:: Exercise ::
Update only the lines from the one containing "Give bounding boxes" through the one containing "cell: 108 — [473, 320, 621, 362]", replacing "sleeve" with "arm" and leaving everything else unchanged. Omit the pictures from your answer.

:: Data supplied ::
** begin **
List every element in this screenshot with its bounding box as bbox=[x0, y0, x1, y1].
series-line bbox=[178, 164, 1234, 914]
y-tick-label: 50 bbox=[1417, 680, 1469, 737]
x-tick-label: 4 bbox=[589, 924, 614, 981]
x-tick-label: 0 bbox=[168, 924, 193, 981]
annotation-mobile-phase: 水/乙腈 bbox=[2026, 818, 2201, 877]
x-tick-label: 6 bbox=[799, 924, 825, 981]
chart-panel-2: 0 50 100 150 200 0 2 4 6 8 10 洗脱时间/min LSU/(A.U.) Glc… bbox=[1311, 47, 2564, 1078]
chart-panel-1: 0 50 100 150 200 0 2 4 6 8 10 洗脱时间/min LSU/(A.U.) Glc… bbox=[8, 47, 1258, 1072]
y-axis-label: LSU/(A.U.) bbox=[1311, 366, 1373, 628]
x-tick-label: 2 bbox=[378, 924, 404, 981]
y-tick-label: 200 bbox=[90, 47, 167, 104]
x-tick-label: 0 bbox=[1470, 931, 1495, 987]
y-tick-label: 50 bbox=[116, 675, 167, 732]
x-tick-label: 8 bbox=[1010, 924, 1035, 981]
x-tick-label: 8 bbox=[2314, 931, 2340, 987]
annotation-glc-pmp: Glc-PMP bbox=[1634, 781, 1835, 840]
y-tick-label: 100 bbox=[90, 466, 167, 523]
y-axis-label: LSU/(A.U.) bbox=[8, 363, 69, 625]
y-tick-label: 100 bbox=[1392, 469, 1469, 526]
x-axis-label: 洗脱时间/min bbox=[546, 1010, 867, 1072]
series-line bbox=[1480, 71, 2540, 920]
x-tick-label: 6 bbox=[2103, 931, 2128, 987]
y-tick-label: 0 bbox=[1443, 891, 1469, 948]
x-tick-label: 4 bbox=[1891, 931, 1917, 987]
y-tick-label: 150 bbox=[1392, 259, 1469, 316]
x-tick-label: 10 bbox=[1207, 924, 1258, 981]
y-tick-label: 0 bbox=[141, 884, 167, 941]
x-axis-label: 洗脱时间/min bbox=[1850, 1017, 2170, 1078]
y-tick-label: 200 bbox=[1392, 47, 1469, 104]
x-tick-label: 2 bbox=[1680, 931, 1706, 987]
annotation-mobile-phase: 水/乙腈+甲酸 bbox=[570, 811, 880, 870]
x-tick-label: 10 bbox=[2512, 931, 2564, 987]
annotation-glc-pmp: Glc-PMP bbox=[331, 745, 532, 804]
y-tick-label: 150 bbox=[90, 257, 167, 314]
** end **
** begin **
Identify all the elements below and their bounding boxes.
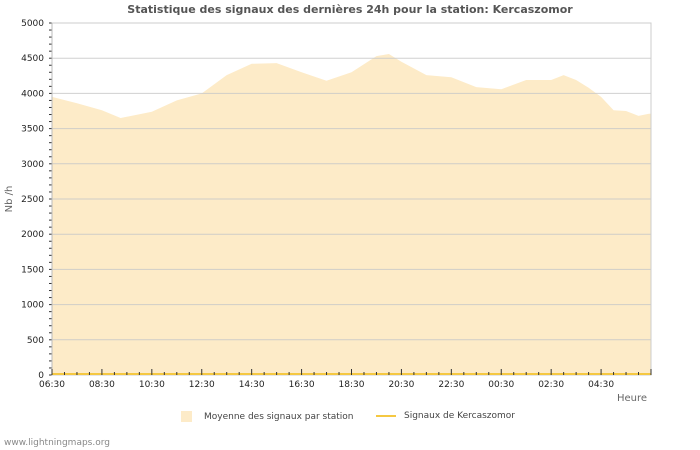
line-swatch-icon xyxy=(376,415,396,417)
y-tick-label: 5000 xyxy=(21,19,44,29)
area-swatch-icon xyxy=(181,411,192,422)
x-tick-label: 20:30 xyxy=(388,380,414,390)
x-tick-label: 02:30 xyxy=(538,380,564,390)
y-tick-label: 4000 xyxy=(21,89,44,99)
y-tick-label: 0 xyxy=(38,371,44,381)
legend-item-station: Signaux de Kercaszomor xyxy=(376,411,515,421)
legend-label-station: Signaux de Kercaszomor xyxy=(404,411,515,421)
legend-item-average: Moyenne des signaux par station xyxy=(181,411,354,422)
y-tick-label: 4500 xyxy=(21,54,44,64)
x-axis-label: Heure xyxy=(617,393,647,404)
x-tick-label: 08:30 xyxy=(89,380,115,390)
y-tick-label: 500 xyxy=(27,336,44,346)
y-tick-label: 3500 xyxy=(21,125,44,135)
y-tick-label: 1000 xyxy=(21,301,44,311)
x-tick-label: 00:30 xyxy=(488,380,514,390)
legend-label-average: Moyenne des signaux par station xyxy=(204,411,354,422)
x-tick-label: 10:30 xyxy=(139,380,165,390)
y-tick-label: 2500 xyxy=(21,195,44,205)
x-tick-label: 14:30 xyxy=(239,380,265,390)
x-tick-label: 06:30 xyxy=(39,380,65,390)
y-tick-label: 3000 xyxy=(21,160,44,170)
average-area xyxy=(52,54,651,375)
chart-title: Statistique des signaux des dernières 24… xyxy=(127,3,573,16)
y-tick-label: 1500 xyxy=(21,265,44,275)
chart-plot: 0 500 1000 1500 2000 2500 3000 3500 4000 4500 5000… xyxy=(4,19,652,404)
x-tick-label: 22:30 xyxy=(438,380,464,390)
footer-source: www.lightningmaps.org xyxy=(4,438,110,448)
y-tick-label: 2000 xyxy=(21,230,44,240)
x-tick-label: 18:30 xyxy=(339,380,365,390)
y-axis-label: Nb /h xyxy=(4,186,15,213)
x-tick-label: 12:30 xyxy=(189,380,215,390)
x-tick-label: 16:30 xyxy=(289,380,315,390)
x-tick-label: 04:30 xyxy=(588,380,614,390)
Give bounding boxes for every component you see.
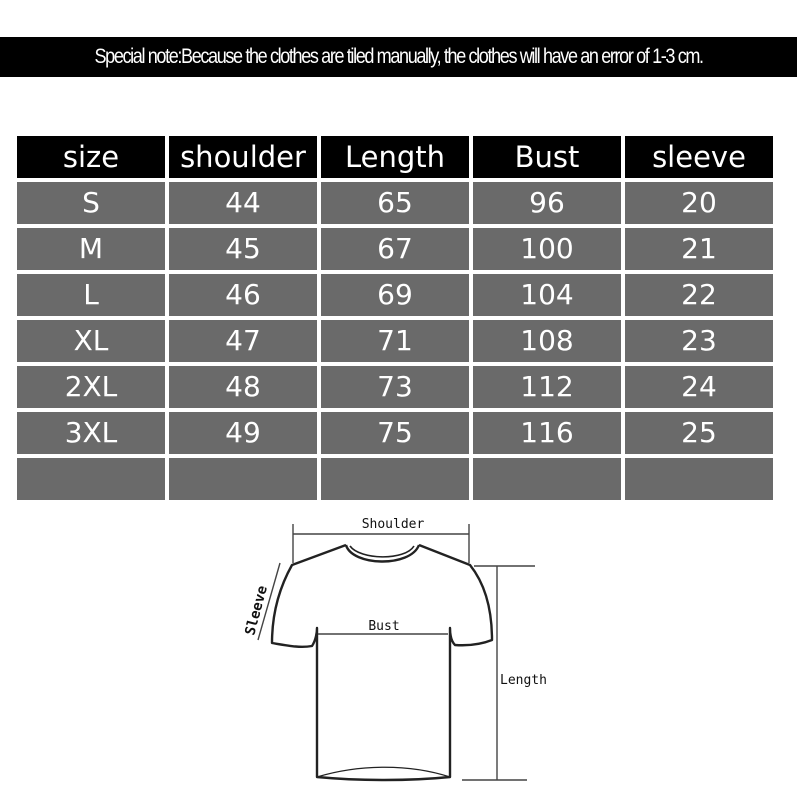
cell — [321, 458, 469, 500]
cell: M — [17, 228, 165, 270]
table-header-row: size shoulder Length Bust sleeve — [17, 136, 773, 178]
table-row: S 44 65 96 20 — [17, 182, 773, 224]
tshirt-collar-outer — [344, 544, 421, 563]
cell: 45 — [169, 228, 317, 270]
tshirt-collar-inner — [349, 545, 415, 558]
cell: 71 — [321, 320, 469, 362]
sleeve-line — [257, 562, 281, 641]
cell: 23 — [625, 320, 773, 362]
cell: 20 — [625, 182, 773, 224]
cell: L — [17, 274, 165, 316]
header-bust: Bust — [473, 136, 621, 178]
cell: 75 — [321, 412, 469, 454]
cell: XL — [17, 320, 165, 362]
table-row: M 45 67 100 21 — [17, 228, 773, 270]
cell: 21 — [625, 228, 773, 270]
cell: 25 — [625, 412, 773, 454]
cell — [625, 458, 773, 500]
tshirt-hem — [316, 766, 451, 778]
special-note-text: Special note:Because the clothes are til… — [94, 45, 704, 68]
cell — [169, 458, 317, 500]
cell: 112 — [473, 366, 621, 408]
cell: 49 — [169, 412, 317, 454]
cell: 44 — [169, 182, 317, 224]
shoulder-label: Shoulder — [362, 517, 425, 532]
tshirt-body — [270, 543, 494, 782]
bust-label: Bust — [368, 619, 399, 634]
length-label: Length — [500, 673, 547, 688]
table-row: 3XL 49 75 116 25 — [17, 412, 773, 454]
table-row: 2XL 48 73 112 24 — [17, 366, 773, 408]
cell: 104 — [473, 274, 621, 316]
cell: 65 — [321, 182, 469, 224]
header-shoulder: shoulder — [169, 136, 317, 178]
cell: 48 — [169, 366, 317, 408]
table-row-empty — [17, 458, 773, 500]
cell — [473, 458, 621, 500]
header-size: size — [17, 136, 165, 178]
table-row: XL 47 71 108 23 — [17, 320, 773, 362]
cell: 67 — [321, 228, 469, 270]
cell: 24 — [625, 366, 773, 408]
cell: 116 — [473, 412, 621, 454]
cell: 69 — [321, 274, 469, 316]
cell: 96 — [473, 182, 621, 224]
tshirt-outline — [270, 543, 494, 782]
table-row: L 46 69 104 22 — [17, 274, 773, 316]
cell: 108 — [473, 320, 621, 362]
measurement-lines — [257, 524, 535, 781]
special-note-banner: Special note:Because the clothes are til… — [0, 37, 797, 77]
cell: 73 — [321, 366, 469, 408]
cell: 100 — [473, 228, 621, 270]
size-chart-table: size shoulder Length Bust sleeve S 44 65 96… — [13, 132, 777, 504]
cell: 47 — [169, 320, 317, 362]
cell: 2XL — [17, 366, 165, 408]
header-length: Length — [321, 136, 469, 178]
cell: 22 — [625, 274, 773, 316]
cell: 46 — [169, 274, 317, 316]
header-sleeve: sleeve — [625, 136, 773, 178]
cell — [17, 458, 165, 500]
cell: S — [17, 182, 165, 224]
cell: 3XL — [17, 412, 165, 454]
** end **
** begin **
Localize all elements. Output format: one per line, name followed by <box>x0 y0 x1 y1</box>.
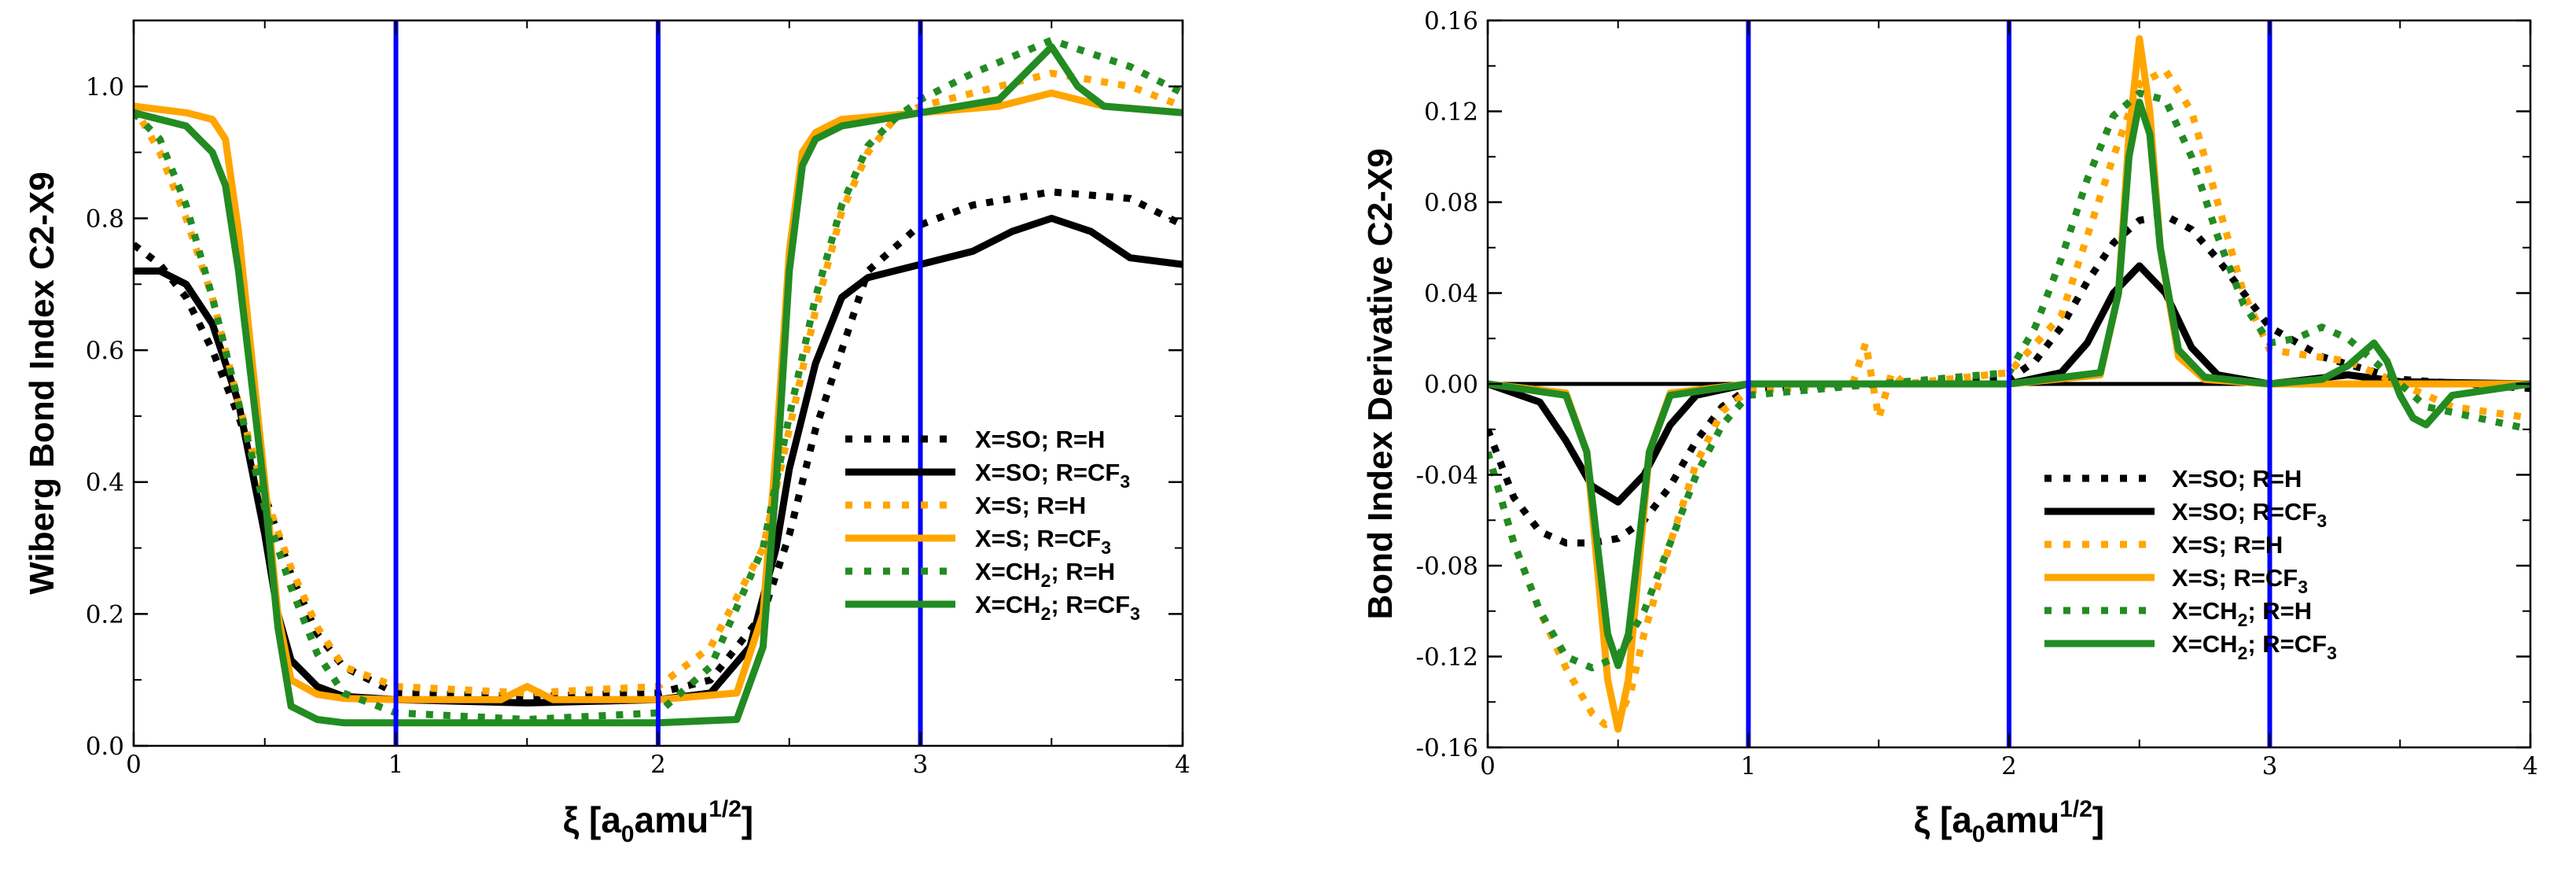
** end **
:: Solved problem ::
Give bounding boxes for every component you see.
cell — [321, 458, 469, 500]
cell: M — [17, 228, 165, 270]
table-header-row: size shoulder Length Bust arm — [17, 136, 773, 178]
table-row: S 44 65 96 20 — [17, 182, 773, 224]
tshirt-collar-outer — [344, 544, 421, 563]
cell: 45 — [169, 228, 317, 270]
tshirt-collar-inner — [349, 545, 415, 558]
cell: 71 — [321, 320, 469, 362]
arm-line — [257, 562, 281, 641]
cell: 23 — [625, 320, 773, 362]
cell: 20 — [625, 182, 773, 224]
cell: L — [17, 274, 165, 316]
header-bust: Bust — [473, 136, 621, 178]
cell: 75 — [321, 412, 469, 454]
cell: XL — [17, 320, 165, 362]
table-row: M 45 67 100 21 — [17, 228, 773, 270]
cell: 21 — [625, 228, 773, 270]
cell: 25 — [625, 412, 773, 454]
cell — [625, 458, 773, 500]
tshirt-hem — [316, 766, 451, 778]
special-note-text: Special note:Because the clothes are til… — [94, 45, 704, 68]
cell — [169, 458, 317, 500]
cell: 112 — [473, 366, 621, 408]
cell: 49 — [169, 412, 317, 454]
cell: 44 — [169, 182, 317, 224]
shoulder-label: Shoulder — [362, 517, 425, 532]
tshirt-body — [270, 543, 494, 782]
bust-label: Bust — [368, 619, 399, 634]
length-label: Length — [500, 673, 547, 688]
table-row: 3XL 49 75 116 25 — [17, 412, 773, 454]
table-row: 2XL 48 73 112 24 — [17, 366, 773, 408]
cell: 104 — [473, 274, 621, 316]
cell: 65 — [321, 182, 469, 224]
header-shoulder: shoulder — [169, 136, 317, 178]
cell: 48 — [169, 366, 317, 408]
table-row-empty — [17, 458, 773, 500]
cell — [473, 458, 621, 500]
header-size: size — [17, 136, 165, 178]
table-row: XL 47 71 108 23 — [17, 320, 773, 362]
cell: 67 — [321, 228, 469, 270]
cell: 24 — [625, 366, 773, 408]
cell: 116 — [473, 412, 621, 454]
cell: 69 — [321, 274, 469, 316]
cell: 96 — [473, 182, 621, 224]
tshirt-outline — [270, 543, 494, 782]
table-row: L 46 69 104 22 — [17, 274, 773, 316]
cell: 108 — [473, 320, 621, 362]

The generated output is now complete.